**AIM OF THE EXERCISE:** Transcribe all of the data exactly. Omit the pictures.

----------------------------------------

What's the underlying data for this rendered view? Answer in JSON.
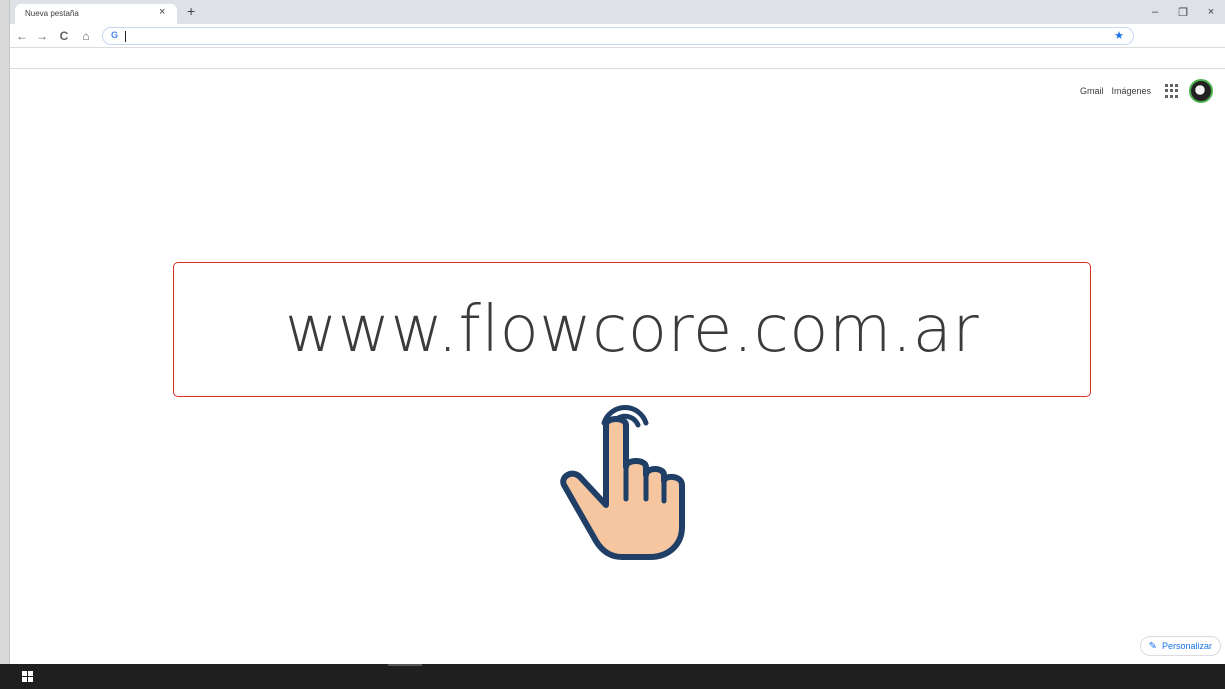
{
  "browser": {
    "tab_title": "Nueva pestaña",
    "tab_close": "×",
    "new_tab": "+",
    "window_controls": {
      "minimize": "–",
      "restore": "❐",
      "close": "×"
    },
    "nav": {
      "back": "←",
      "forward": "→",
      "reload": "C",
      "home": "⌂"
    },
    "omnibox": {
      "google_badge": "G",
      "value": "",
      "star": "★"
    }
  },
  "ntp": {
    "links": {
      "gmail": "Gmail",
      "images": "Imágenes"
    },
    "overlay_url": "www.flowcore.com.ar",
    "customize_label": "Personalizar",
    "customize_icon": "pencil-icon"
  },
  "colors": {
    "accent": "#1a73e8",
    "overlay_border": "#d93025",
    "hand_skin": "#f6c6a0",
    "hand_outline": "#1f3f66",
    "taskbar": "#1f1f1f"
  }
}
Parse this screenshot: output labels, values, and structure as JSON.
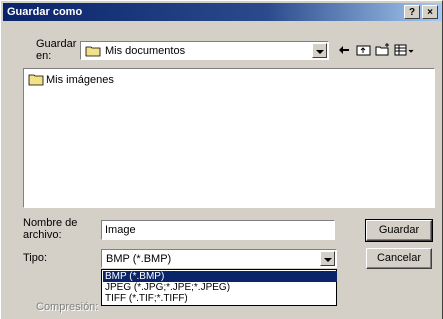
{
  "window": {
    "title": "Guardar como",
    "help_label": "?",
    "close_label": "×"
  },
  "location": {
    "label_line1": "Guardar",
    "label_line2": "en:",
    "value": "Mis documentos"
  },
  "files": [
    {
      "name": "Mis imágenes"
    }
  ],
  "filename": {
    "label_line1": "Nombre de",
    "label_line2": "archivo:",
    "value": "Image"
  },
  "filetype": {
    "label": "Tipo:",
    "value": "BMP (*.BMP)",
    "options": [
      "BMP (*.BMP)",
      "JPEG (*.JPG;*.JPE;*.JPEG)",
      "TIFF (*.TIF;*.TIFF)"
    ]
  },
  "compression": {
    "label": "Compresión:"
  },
  "buttons": {
    "save": "Guardar",
    "cancel": "Cancelar"
  }
}
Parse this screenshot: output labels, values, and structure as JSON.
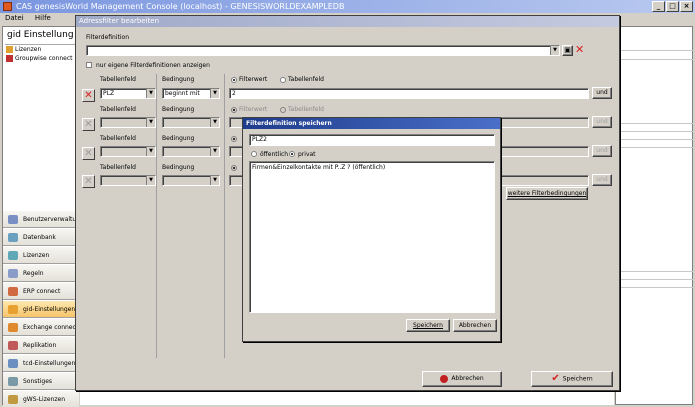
{
  "window": {
    "title": "CAS genesisWorld Management Console (localhost) - GENESISWORLDEXAMPLEDB",
    "minimize": "_",
    "maximize": "□",
    "close": "×"
  },
  "menu": {
    "items": [
      "Datei",
      "Hilfe"
    ]
  },
  "left_panel": {
    "title": "gid Einstellung",
    "tree": [
      "Lizenzen",
      "Groupwise connect"
    ],
    "nav": [
      {
        "label": "Benutzerverwaltung",
        "color": "#7a8fc4"
      },
      {
        "label": "Datenbank",
        "color": "#6aa0c0"
      },
      {
        "label": "Lizenzen",
        "color": "#5fa8b8"
      },
      {
        "label": "Regeln",
        "color": "#8a9cc8"
      },
      {
        "label": "ERP connect",
        "color": "#d06a40"
      },
      {
        "label": "gid-Einstellungen",
        "color": "#e8a030"
      },
      {
        "label": "Exchange connect",
        "color": "#e08a30"
      },
      {
        "label": "Replikation",
        "color": "#c05a5a"
      },
      {
        "label": "tcd-Einstellungen",
        "color": "#6a8fc0"
      },
      {
        "label": "Sonstiges",
        "color": "#7a9aa8"
      },
      {
        "label": "gWS-Lizenzen",
        "color": "#c09a40"
      }
    ]
  },
  "dialog": {
    "title": "Adressfilter bearbeiten",
    "filterdefinition_label": "Filterdefinition",
    "filterdefinition_value": "",
    "own_only_label": "nur eigene Filterdefinitionen anzeigen",
    "rows": [
      {
        "tabellenfeld_label": "Tabellenfeld",
        "bedingung_label": "Bedingung",
        "filterwert_label": "Filterwert",
        "tabellenfeld_radio_label": "Tabellenfeld",
        "tabellenfeld_value": "PLZ",
        "bedingung_value": "beginnt mit",
        "filter_value": "2",
        "button": "und",
        "enabled": true
      },
      {
        "tabellenfeld_label": "Tabellenfeld",
        "bedingung_label": "Bedingung",
        "filterwert_label": "Filterwert",
        "tabellenfeld_radio_label": "Tabellenfeld",
        "tabellenfeld_value": "",
        "bedingung_value": "",
        "filter_value": "",
        "button": "und",
        "enabled": false
      },
      {
        "tabellenfeld_label": "Tabellenfeld",
        "bedingung_label": "Bedingung",
        "filterwert_label": "",
        "tabellenfeld_radio_label": "",
        "tabellenfeld_value": "",
        "bedingung_value": "",
        "filter_value": "",
        "button": "und",
        "enabled": false
      },
      {
        "tabellenfeld_label": "Tabellenfeld",
        "bedingung_label": "Bedingung",
        "filterwert_label": "",
        "tabellenfeld_radio_label": "",
        "tabellenfeld_value": "",
        "bedingung_value": "",
        "filter_value": "",
        "button": "und",
        "enabled": false
      }
    ],
    "more_button": "weitere Filterbedingungen",
    "cancel_button": "Abbrechen",
    "save_button": "Speichern"
  },
  "sub_dialog": {
    "title": "Filterdefinition speichern",
    "name_value": "PLZ2",
    "public_label": "öffentlich",
    "private_label": "privat",
    "list_items": [
      "Firmen&Einzelkontakte mit P..Z ? (öffentlich)"
    ],
    "save_button": "Speichern",
    "cancel_button": "Abbrechen"
  },
  "colors": {
    "accent_red": "#d62020",
    "check_red": "#d62020"
  }
}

----------------------------------------

**RESULT OF THIS TASK:**
What's the underlying data for this rendered view? Answer in JSON.
{
  "browser": {
    "tab_title": "Nueva pestaña",
    "tab_close": "×",
    "new_tab": "+",
    "window_controls": {
      "minimize": "–",
      "restore": "❐",
      "close": "×"
    },
    "nav": {
      "back": "←",
      "forward": "→",
      "reload": "C",
      "home": "⌂"
    },
    "omnibox": {
      "google_badge": "G",
      "value": "",
      "star": "★"
    }
  },
  "ntp": {
    "links": {
      "gmail": "Gmail",
      "images": "Imágenes"
    },
    "overlay_url": "www.flowcore.com.ar",
    "customize_label": "Personalizar",
    "customize_icon": "pencil-icon"
  },
  "colors": {
    "accent": "#1a73e8",
    "overlay_border": "#d93025",
    "hand_skin": "#f6c6a0",
    "hand_outline": "#1f3f66",
    "taskbar": "#1f1f1f"
  }
}
Parse this screenshot: output labels, values, and structure as JSON.
{
  "window": {
    "title": "Guardar como",
    "help_label": "?",
    "close_label": "×"
  },
  "location": {
    "label_line1": "Guardar",
    "label_line2": "en:",
    "value": "Mis documentos"
  },
  "files": [
    {
      "name": "Mis imágenes"
    }
  ],
  "filename": {
    "label_line1": "Nombre de",
    "label_line2": "archivo:",
    "value": "Image"
  },
  "filetype": {
    "label": "Tipo:",
    "value": "BMP (*.BMP)",
    "options": [
      "BMP (*.BMP)",
      "JPEG (*.JPG;*.JPE;*.JPEG)",
      "TIFF (*.TIF;*.TIFF)"
    ]
  },
  "compression": {
    "label": "Compresión:"
  },
  "buttons": {
    "save": "Guardar",
    "cancel": "Cancelar"
  }
}
Parse this screenshot: output labels, values, and structure as JSON.
{
  "window": {
    "title": "CAS genesisWorld Management Console (localhost) - GENESISWORLDEXAMPLEDB",
    "minimize": "_",
    "maximize": "□",
    "close": "×"
  },
  "menu": {
    "items": [
      "Datei",
      "Hilfe"
    ]
  },
  "left_panel": {
    "title": "gid Einstellung",
    "tree": [
      "Lizenzen",
      "Groupwise connect"
    ],
    "nav": [
      {
        "label": "Benutzerverwaltung",
        "color": "#7a8fc4"
      },
      {
        "label": "Datenbank",
        "color": "#6aa0c0"
      },
      {
        "label": "Lizenzen",
        "color": "#5fa8b8"
      },
      {
        "label": "Regeln",
        "color": "#8a9cc8"
      },
      {
        "label": "ERP connect",
        "color": "#d06a40"
      },
      {
        "label": "gid-Einstellungen",
        "color": "#e8a030"
      },
      {
        "label": "Exchange connect",
        "color": "#e08a30"
      },
      {
        "label": "Replikation",
        "color": "#c05a5a"
      },
      {
        "label": "tcd-Einstellungen",
        "color": "#6a8fc0"
      },
      {
        "label": "Sonstiges",
        "color": "#7a9aa8"
      },
      {
        "label": "gWS-Lizenzen",
        "color": "#c09a40"
      }
    ]
  },
  "dialog": {
    "title": "Adressfilter bearbeiten",
    "filterdefinition_label": "Filterdefinition",
    "filterdefinition_value": "",
    "own_only_label": "nur eigene Filterdefinitionen anzeigen",
    "rows": [
      {
        "tabellenfeld_label": "Tabellenfeld",
        "bedingung_label": "Bedingung",
        "filterwert_label": "Filterwert",
        "tabellenfeld_radio_label": "Tabellenfeld",
        "tabellenfeld_value": "PLZ",
        "bedingung_value": "beginnt mit",
        "filter_value": "2",
        "button": "und",
        "enabled": true
      },
      {
        "tabellenfeld_label": "Tabellenfeld",
        "bedingung_label": "Bedingung",
        "filterwert_label": "Filterwert",
        "tabellenfeld_radio_label": "Tabellenfeld",
        "tabellenfeld_value": "",
        "bedingung_value": "",
        "filter_value": "",
        "button": "und",
        "enabled": false
      },
      {
        "tabellenfeld_label": "Tabellenfeld",
        "bedingung_label": "Bedingung",
        "filterwert_label": "",
        "tabellenfeld_radio_label": "",
        "tabellenfeld_value": "",
        "bedingung_value": "",
        "filter_value": "",
        "button": "und",
        "enabled": false
      },
      {
        "tabellenfeld_label": "Tabellenfeld",
        "bedingung_label": "Bedingung",
        "filterwert_label": "",
        "tabellenfeld_radio_label": "",
        "tabellenfeld_value": "",
        "bedingung_value": "",
        "filter_value": "",
        "button": "und",
        "enabled": false
      }
    ],
    "more_button": "weitere Filterbedingungen",
    "cancel_button": "Abbrechen",
    "save_button": "Speichern"
  },
  "sub_dialog": {
    "title": "Filterdefinition speichern",
    "name_value": "PLZ2",
    "public_label": "öffentlich",
    "private_label": "privat",
    "list_items": [
      "Firmen&Einzelkontakte mit P..Z ? (öffentlich)"
    ],
    "save_button": "Speichern",
    "cancel_button": "Abbrechen"
  },
  "colors": {
    "accent_red": "#d62020",
    "check_red": "#d62020"
  }
}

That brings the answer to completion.